Pick out each line in these entries that contains the string "size".
-- DATA EXTRACT start --
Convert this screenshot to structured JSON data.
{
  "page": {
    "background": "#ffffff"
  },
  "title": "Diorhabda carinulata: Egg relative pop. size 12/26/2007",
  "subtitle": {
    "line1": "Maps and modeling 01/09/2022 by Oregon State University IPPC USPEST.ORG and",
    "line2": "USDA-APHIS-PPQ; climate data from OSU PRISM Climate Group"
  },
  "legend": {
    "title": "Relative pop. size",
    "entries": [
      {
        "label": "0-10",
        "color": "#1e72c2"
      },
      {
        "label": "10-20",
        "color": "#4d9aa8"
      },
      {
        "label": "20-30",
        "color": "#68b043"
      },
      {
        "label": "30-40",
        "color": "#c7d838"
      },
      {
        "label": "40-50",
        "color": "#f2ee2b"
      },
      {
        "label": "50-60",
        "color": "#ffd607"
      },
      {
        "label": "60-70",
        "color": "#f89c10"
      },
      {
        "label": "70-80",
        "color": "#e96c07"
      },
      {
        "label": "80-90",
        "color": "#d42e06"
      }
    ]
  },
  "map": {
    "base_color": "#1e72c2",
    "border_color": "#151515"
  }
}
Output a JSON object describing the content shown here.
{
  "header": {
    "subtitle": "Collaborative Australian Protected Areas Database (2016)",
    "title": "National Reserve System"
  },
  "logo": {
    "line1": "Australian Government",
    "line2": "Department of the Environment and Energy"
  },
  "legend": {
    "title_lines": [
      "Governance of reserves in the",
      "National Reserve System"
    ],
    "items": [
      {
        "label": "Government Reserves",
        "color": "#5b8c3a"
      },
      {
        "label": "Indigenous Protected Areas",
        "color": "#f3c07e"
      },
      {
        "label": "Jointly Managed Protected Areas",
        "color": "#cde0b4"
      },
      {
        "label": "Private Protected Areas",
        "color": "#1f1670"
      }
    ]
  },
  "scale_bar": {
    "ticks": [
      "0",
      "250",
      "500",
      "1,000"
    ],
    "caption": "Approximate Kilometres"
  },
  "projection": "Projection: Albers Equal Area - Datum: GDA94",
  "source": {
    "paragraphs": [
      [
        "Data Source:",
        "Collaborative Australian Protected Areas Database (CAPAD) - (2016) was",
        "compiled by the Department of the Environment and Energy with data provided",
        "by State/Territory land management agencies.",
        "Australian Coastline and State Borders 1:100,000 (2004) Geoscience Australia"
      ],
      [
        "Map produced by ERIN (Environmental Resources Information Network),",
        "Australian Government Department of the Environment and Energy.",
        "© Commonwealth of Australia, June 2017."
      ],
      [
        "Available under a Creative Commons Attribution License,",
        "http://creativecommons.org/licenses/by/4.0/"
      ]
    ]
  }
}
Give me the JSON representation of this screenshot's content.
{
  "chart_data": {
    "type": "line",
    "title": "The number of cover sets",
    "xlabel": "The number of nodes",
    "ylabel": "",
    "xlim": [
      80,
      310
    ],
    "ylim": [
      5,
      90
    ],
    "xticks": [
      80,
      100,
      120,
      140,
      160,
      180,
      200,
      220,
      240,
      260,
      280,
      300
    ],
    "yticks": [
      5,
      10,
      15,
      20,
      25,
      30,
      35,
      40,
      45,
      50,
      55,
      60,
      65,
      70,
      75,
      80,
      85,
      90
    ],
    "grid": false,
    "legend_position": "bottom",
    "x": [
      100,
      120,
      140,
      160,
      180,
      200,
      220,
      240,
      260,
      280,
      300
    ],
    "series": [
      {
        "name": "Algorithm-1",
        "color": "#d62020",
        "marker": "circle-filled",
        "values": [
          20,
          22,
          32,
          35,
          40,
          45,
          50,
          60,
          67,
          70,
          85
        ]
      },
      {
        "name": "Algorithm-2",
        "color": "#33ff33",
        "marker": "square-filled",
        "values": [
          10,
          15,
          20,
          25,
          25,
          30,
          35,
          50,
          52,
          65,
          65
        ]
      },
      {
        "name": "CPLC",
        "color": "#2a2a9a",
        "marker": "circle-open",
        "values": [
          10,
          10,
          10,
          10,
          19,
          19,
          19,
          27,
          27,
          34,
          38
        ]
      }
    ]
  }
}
-- DATA EXTRACT end --
▸ OUTPUT FOR THIS EXERCISE
  "title": "Diorhabda carinulata: Egg relative pop. size 12/26/2007",
    "title": "Relative pop. size",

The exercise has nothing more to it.